──────── Dataset rows

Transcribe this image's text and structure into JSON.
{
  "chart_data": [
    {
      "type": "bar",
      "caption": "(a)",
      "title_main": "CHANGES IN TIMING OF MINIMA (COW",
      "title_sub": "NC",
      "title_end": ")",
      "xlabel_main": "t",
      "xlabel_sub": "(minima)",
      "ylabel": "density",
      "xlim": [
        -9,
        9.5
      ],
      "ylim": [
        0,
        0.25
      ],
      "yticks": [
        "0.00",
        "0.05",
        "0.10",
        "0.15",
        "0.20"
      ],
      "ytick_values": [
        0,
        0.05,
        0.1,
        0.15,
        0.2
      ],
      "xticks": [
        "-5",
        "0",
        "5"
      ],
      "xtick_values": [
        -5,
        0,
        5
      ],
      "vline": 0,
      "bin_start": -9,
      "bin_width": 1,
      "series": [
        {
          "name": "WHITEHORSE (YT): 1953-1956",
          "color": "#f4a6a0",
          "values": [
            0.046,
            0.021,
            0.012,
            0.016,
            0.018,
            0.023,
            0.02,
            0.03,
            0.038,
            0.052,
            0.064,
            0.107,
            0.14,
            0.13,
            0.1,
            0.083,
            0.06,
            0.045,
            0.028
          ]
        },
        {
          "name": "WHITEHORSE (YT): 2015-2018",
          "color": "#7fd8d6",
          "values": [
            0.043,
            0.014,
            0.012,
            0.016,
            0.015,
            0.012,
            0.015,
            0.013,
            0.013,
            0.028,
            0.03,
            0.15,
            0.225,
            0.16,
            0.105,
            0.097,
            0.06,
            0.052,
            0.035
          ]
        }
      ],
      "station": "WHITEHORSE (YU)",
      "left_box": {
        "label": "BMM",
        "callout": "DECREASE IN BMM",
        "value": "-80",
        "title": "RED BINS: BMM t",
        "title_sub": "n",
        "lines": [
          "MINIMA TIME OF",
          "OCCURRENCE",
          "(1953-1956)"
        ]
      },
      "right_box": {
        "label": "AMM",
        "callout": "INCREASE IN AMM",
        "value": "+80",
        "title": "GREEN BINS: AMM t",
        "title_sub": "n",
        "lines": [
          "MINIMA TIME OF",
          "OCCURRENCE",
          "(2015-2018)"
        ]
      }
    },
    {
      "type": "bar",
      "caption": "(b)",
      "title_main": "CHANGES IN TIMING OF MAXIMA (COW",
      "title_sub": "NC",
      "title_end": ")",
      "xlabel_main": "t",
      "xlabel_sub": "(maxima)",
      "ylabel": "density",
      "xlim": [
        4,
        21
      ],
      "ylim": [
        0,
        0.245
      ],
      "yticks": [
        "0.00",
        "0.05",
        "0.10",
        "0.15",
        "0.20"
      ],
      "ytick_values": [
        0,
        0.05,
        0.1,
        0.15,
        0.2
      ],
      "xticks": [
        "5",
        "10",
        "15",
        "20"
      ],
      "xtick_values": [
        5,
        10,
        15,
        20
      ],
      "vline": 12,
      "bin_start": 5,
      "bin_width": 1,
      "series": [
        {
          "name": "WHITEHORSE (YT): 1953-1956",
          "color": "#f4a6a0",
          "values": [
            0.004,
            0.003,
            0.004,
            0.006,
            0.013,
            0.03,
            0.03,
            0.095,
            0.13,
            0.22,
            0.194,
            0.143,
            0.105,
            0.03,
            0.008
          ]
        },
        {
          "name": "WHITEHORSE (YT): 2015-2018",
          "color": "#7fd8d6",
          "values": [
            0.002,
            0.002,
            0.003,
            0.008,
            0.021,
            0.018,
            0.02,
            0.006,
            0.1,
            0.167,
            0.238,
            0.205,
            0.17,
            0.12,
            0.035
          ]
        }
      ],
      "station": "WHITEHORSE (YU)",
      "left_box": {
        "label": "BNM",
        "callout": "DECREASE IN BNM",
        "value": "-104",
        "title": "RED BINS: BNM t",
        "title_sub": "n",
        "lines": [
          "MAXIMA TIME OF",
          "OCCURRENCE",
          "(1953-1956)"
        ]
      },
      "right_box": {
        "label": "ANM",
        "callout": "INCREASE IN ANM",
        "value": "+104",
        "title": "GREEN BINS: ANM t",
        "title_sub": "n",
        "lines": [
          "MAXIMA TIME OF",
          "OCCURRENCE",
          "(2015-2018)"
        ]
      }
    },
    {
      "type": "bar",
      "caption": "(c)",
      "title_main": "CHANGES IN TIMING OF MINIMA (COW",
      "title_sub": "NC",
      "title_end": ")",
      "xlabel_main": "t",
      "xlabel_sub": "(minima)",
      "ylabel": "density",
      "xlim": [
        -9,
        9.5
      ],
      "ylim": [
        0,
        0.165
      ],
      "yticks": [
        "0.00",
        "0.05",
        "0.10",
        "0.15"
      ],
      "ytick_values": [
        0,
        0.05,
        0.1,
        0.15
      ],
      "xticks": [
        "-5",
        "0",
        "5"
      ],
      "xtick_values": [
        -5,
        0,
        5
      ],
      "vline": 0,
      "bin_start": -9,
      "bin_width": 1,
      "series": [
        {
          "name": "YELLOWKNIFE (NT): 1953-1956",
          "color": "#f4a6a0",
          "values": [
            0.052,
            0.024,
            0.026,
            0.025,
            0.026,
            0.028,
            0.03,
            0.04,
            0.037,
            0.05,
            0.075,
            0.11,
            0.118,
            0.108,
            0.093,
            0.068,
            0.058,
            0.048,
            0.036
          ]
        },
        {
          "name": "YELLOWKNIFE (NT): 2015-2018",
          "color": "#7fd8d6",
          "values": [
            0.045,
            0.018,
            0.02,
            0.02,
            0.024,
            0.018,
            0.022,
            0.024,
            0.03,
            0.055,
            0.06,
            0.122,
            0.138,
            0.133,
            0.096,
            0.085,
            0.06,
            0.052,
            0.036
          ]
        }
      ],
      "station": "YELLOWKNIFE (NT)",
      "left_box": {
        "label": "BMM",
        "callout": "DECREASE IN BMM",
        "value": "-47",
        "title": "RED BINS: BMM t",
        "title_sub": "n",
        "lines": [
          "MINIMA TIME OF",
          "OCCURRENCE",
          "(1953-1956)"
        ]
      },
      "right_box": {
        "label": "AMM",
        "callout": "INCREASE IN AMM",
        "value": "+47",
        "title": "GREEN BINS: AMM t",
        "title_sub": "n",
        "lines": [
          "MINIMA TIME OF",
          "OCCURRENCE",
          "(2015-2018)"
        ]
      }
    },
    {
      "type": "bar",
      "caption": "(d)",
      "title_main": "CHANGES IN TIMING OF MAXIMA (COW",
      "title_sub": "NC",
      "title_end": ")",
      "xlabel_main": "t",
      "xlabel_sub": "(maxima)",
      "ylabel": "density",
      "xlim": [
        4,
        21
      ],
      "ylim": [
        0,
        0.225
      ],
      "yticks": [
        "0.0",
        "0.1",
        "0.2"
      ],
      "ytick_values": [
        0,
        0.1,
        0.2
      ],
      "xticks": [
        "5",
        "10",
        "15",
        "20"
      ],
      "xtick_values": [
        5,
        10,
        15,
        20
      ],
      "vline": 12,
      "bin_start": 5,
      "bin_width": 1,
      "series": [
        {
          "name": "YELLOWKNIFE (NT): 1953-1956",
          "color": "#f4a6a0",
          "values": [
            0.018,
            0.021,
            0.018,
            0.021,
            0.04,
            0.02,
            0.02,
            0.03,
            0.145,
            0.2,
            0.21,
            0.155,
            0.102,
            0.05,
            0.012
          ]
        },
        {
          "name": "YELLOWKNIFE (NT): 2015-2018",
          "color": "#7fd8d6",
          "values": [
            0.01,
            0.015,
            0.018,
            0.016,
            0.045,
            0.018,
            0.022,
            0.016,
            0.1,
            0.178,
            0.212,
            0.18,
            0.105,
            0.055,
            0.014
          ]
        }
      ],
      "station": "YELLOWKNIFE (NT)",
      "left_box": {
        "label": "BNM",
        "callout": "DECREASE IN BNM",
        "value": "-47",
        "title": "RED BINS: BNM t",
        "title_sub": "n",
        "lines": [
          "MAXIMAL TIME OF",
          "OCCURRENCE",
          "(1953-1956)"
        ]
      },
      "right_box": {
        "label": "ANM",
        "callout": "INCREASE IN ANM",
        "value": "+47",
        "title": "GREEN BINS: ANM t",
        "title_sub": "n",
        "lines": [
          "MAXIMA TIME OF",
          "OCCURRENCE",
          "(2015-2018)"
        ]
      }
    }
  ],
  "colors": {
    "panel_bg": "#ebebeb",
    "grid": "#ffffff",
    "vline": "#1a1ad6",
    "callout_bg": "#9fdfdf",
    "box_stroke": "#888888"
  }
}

────────────────

Exercise instructions
Gather each line from the listing above that holds "caption".

Output
      "caption": "(a)",
      "caption": "(b)",
      "caption": "(c)",
      "caption": "(d)",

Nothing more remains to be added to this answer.